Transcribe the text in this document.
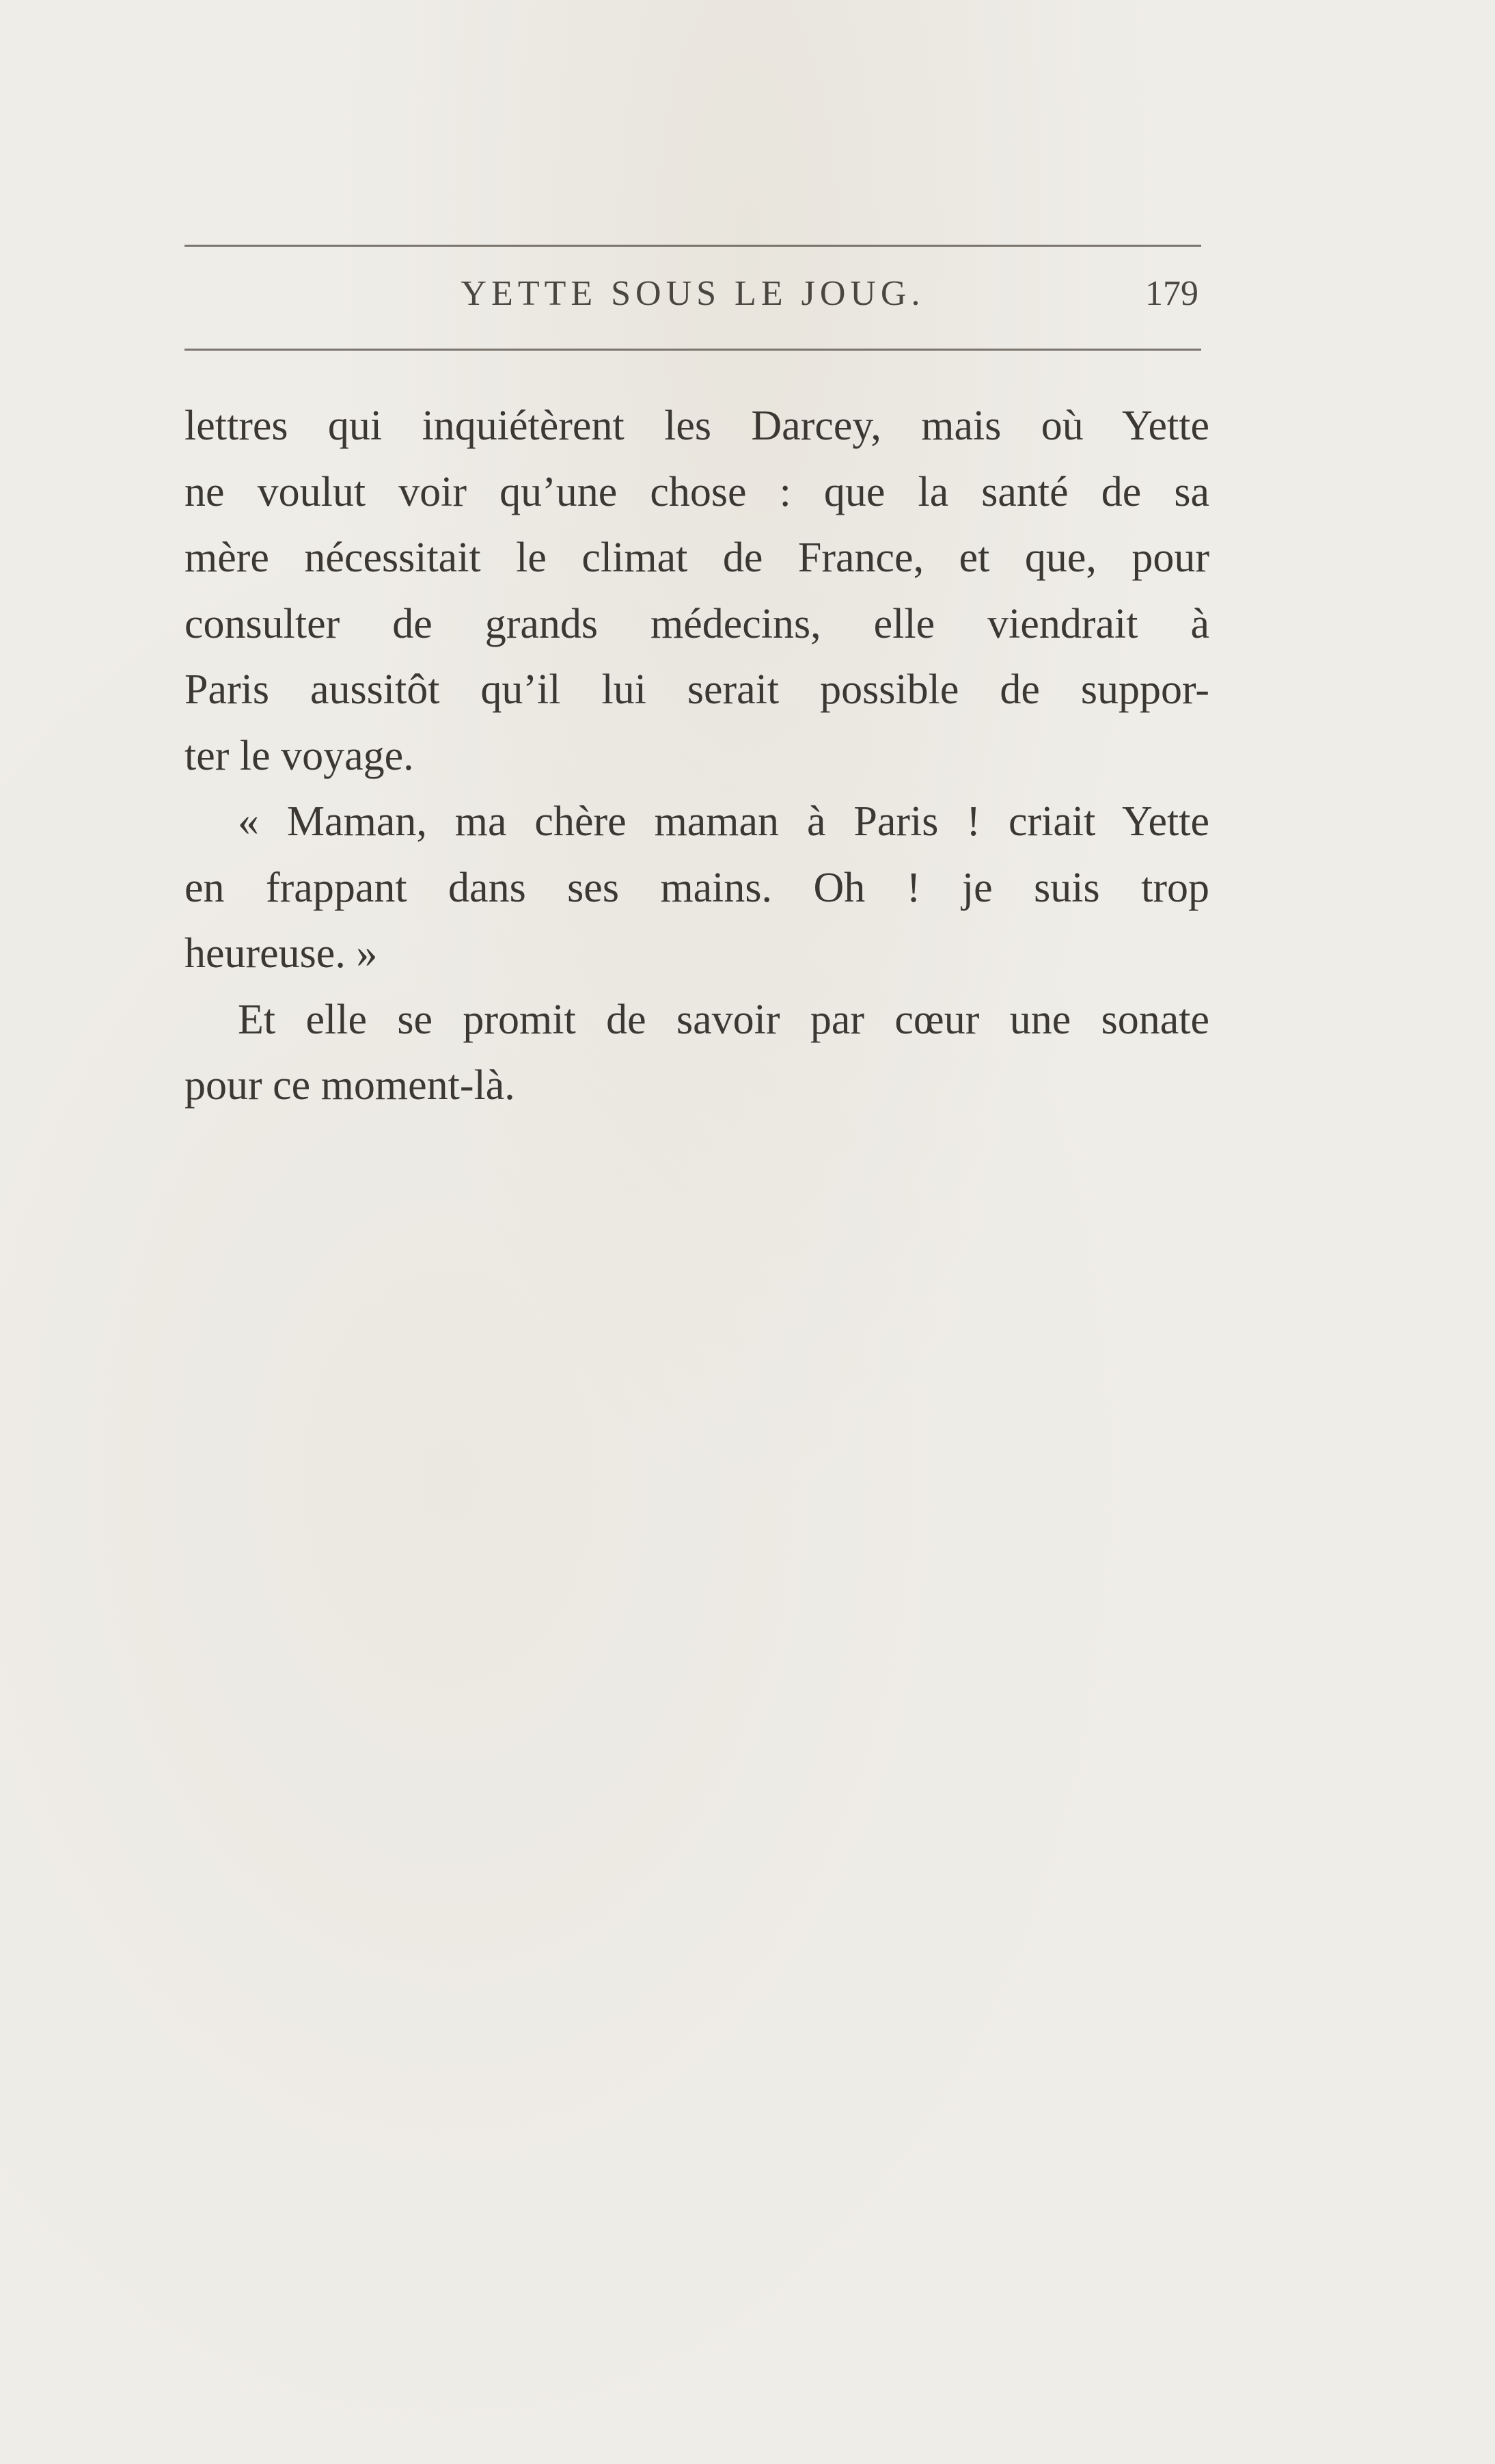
YETTE SOUS LE JOUG.	179

lettres qui inquiétèrent les Darcey, mais où Yette
ne voulut voir qu’une chose : que la santé de sa
mère nécessitait le climat de France, et que, pour
consulter de grands médecins, elle viendrait à
Paris aussitôt qu’il lui serait possible de suppor-
ter le voyage.

« Maman, ma chère maman à Paris ! criait Yette
en frappant dans ses mains. Oh ! je suis trop
heureuse. »

Et elle se promit de savoir par cœur une sonate
pour ce moment-là.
★ ★ ★
### [Short exercise]
Transcribe the full listing above exactly as it stands, minus the pictures.

### [Response]
Transcribe the text in this document.
YETTE SOUS LE JOUG.	179

lettres qui inquiétèrent les Darcey, mais où Yette
ne voulut voir qu’une chose : que la santé de sa
mère nécessitait le climat de France, et que, pour
consulter de grands médecins, elle viendrait à
Paris aussitôt qu’il lui serait possible de suppor-
ter le voyage.

« Maman, ma chère maman à Paris ! criait Yette
en frappant dans ses mains. Oh ! je suis trop
heureuse. »

Et elle se promit de savoir par cœur une sonate
pour ce moment-là.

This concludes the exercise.